**WHAT TO PRODUCE:**
Exact repetition of every entry is required.

Dataset rows about figures:
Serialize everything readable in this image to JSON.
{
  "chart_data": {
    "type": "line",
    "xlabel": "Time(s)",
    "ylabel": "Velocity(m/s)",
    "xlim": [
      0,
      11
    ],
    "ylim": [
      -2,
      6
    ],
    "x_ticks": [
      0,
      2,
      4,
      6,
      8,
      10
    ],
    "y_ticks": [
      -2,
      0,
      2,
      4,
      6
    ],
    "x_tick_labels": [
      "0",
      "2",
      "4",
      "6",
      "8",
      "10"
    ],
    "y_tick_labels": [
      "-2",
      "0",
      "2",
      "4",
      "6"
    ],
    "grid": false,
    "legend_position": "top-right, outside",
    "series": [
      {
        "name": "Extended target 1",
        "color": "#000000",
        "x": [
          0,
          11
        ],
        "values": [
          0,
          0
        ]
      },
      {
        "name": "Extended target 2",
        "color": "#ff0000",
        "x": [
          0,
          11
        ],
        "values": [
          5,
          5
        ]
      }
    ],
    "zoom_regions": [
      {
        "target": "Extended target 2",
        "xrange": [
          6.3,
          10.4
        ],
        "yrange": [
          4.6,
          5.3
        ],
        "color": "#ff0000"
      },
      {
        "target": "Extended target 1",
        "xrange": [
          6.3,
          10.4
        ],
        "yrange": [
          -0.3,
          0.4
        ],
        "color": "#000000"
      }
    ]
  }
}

**TASK RESULT:**
Serialize everything readable in this image to JSON.
{
  "chart_data": {
    "type": "line",
    "xlabel": "Time(s)",
    "ylabel": "Velocity(m/s)",
    "xlim": [
      0,
      11
    ],
    "ylim": [
      -2,
      6
    ],
    "x_ticks": [
      0,
      2,
      4,
      6,
      8,
      10
    ],
    "y_ticks": [
      -2,
      0,
      2,
      4,
      6
    ],
    "x_tick_labels": [
      "0",
      "2",
      "4",
      "6",
      "8",
      "10"
    ],
    "y_tick_labels": [
      "-2",
      "0",
      "2",
      "4",
      "6"
    ],
    "grid": false,
    "legend_position": "top-right, outside",
    "series": [
      {
        "name": "Extended target 1",
        "color": "#000000",
        "x": [
          0,
          11
        ],
        "values": [
          0,
          0
        ]
      },
      {
        "name": "Extended target 2",
        "color": "#ff0000",
        "x": [
          0,
          11
        ],
        "values": [
          5,
          5
        ]
      }
    ],
    "zoom_regions": [
      {
        "target": "Extended target 2",
        "xrange": [
          6.3,
          10.4
        ],
        "yrange": [
          4.6,
          5.3
        ],
        "color": "#ff0000"
      },
      {
        "target": "Extended target 1",
        "xrange": [
          6.3,
          10.4
        ],
        "yrange": [
          -0.3,
          0.4
        ],
        "color": "#000000"
      }
    ]
  }
}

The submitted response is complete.